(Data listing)
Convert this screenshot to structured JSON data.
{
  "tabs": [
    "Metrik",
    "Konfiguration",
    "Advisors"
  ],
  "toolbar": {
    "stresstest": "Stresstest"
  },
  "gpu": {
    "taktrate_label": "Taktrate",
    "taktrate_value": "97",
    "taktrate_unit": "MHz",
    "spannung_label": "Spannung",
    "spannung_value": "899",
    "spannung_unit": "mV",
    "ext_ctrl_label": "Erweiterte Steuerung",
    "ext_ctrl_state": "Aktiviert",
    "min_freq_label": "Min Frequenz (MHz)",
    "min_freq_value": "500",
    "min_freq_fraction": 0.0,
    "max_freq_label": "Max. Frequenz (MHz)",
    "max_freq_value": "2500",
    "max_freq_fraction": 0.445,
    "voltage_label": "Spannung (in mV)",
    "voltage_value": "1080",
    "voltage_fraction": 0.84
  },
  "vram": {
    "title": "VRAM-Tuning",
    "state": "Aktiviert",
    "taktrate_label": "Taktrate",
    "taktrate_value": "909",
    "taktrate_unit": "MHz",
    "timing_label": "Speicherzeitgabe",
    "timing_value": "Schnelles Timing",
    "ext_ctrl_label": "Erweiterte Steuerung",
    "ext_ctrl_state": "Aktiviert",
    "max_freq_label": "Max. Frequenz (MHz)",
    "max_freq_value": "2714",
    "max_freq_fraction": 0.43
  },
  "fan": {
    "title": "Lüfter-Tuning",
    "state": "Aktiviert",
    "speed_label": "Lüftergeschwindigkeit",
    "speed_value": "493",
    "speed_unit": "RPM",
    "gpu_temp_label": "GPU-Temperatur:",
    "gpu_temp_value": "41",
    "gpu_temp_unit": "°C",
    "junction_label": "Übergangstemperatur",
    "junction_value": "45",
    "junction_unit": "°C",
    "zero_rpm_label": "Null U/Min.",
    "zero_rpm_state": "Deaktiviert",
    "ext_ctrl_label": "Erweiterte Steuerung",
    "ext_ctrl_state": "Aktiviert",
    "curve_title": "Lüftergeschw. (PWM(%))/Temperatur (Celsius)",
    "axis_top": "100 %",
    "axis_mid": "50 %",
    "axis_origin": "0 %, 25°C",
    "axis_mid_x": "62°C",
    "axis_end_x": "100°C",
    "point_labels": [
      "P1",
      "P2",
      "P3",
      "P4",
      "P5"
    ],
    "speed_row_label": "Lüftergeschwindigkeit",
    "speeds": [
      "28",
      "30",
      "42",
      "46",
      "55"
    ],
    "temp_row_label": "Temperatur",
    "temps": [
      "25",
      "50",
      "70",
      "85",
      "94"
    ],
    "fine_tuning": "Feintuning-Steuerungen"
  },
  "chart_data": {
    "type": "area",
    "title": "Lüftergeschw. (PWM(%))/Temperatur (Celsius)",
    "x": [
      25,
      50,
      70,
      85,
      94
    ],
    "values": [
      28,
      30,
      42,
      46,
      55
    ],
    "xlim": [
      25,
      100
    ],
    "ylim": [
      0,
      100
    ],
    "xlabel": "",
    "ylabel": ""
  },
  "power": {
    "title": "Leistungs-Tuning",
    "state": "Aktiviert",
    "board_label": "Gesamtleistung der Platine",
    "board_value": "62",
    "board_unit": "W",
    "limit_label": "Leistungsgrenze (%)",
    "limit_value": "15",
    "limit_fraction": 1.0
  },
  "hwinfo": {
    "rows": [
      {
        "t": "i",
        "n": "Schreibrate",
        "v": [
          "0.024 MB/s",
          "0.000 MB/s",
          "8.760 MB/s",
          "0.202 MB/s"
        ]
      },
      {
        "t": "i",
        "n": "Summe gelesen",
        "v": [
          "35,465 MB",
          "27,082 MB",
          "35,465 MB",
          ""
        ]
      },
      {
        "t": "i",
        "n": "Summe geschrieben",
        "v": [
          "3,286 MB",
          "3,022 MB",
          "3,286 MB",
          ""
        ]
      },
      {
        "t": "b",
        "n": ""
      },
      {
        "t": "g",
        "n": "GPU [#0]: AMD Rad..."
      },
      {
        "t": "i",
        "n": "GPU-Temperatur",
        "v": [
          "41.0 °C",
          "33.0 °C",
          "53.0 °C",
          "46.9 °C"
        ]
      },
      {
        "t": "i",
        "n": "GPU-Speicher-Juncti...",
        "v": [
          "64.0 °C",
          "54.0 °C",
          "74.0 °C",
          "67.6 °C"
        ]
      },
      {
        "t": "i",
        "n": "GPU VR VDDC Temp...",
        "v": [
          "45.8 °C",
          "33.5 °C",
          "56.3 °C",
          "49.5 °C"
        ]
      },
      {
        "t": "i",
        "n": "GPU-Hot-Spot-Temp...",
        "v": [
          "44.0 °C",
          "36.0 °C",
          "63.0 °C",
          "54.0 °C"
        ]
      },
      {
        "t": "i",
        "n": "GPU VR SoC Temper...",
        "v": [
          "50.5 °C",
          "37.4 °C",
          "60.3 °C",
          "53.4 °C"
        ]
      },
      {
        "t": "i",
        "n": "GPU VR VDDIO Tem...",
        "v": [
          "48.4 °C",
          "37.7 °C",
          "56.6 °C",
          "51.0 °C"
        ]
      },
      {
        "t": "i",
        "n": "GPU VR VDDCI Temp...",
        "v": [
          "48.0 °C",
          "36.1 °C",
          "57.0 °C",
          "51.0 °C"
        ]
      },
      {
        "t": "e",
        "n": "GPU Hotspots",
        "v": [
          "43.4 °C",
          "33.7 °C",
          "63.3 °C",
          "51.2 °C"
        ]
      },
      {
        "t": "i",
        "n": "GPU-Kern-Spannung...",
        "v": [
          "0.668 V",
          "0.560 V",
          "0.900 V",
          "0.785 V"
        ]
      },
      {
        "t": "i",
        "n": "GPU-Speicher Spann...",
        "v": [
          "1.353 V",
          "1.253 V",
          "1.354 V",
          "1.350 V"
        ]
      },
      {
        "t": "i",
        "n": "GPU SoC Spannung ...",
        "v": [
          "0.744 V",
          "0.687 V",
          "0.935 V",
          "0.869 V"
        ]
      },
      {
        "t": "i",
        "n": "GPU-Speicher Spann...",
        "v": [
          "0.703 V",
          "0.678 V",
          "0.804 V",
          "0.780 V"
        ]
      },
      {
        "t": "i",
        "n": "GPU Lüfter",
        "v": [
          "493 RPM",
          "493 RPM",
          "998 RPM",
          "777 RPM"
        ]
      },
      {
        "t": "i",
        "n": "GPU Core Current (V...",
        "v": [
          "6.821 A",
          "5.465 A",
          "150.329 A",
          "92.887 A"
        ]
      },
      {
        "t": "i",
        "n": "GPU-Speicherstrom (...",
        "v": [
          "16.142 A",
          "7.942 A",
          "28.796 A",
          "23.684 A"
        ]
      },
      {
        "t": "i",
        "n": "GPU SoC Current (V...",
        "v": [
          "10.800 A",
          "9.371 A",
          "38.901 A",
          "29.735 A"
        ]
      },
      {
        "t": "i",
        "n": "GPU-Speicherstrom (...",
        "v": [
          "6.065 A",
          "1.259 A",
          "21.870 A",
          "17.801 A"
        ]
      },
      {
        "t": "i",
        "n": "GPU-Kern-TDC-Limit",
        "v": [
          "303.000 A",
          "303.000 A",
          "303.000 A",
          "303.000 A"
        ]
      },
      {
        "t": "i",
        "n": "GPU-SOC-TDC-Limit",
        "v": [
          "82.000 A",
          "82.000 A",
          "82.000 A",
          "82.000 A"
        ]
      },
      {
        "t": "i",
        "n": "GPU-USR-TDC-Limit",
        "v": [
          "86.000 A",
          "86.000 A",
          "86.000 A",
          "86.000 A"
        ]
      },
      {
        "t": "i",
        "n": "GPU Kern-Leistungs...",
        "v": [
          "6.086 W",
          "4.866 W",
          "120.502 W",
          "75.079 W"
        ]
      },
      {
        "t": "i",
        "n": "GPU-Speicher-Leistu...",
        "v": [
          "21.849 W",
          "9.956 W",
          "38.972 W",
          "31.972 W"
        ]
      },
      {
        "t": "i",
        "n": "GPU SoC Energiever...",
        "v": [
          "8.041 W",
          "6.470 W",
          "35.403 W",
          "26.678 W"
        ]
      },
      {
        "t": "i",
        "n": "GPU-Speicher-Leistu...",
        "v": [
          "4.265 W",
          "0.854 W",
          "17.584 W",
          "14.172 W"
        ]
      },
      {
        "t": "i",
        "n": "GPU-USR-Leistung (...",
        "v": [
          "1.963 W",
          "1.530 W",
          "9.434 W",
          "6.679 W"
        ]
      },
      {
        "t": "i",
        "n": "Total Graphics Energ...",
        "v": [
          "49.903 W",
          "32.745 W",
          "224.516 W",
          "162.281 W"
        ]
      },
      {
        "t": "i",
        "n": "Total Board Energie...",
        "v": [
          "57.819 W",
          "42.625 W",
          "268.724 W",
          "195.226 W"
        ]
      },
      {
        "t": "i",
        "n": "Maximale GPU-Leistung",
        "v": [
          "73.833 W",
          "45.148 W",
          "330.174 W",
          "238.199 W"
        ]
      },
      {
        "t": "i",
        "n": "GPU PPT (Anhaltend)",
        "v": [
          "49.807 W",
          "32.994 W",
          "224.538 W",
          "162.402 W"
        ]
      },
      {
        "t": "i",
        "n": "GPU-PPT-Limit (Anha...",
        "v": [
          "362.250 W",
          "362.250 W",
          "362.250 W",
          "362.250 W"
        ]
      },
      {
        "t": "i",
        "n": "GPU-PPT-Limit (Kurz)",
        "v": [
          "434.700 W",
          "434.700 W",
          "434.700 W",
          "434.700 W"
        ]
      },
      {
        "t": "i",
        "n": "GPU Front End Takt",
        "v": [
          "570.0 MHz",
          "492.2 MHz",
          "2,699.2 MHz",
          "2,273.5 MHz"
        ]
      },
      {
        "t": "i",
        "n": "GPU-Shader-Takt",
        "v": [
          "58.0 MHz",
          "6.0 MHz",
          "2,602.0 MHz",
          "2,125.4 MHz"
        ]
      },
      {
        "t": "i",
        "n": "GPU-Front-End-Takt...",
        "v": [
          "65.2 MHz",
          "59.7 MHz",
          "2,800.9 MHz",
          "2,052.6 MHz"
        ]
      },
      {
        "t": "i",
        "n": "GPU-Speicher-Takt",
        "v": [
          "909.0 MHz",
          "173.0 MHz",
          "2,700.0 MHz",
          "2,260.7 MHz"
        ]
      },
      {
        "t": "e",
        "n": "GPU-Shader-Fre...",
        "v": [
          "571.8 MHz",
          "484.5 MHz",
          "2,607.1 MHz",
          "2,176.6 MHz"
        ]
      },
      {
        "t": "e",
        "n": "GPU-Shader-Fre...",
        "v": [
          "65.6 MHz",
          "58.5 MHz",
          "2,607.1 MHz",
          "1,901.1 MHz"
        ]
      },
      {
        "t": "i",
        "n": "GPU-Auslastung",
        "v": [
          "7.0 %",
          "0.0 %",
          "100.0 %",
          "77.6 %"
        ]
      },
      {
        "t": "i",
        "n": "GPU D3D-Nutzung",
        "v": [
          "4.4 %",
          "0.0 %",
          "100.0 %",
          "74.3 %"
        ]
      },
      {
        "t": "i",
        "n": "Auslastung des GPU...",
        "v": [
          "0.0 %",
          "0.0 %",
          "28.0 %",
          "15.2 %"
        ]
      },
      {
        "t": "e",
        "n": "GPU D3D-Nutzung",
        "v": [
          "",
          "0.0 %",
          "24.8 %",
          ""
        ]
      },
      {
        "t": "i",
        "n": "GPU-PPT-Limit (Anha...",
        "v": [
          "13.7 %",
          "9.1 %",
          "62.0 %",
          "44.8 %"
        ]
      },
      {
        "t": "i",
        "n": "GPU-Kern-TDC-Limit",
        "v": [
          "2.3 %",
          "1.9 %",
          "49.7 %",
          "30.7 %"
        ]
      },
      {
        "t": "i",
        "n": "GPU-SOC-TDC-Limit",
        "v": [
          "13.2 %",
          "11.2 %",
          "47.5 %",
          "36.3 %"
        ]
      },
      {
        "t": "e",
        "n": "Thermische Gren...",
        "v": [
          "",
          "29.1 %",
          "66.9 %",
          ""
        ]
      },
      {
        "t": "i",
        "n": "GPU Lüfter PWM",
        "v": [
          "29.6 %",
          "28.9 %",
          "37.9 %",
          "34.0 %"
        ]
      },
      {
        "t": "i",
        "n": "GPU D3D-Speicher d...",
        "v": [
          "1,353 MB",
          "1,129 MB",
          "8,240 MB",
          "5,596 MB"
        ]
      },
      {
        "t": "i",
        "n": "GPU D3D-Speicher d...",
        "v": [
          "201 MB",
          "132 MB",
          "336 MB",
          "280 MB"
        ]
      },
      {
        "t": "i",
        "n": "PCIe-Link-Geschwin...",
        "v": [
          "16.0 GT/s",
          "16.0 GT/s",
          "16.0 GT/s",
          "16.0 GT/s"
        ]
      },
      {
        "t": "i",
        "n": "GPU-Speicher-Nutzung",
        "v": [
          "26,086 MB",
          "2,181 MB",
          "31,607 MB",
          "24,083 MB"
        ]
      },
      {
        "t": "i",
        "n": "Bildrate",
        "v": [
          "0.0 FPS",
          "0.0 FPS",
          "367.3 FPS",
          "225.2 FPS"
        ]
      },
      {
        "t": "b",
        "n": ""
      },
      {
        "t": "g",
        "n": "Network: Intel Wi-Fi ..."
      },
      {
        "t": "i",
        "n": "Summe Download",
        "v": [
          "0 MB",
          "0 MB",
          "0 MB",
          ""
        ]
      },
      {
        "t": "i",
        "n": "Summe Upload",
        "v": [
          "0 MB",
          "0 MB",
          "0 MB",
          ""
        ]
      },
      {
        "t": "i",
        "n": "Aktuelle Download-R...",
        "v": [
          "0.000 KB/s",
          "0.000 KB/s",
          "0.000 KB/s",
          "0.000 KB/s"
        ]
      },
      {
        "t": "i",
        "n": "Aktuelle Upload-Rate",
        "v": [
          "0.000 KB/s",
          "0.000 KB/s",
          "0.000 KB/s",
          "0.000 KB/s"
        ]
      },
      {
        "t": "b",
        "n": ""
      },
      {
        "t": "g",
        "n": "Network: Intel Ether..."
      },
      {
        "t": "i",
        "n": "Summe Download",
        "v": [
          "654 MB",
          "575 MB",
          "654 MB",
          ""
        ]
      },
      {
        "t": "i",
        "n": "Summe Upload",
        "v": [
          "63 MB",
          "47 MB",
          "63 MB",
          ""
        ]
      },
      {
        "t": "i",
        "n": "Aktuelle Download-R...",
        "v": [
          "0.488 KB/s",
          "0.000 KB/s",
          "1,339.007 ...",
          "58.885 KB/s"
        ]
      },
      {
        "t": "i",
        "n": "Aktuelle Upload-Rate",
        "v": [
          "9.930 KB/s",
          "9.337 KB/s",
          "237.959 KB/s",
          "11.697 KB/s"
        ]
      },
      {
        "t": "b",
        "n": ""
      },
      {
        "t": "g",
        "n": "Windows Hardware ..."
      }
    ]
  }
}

**BRIEF**: Report each line in the data that holds the word "Lüftergeschwindigkeit".

**EXERCISE OUTPUT**:
    "speed_label": "Lüftergeschwindigkeit",
    "speed_row_label": "Lüftergeschwindigkeit",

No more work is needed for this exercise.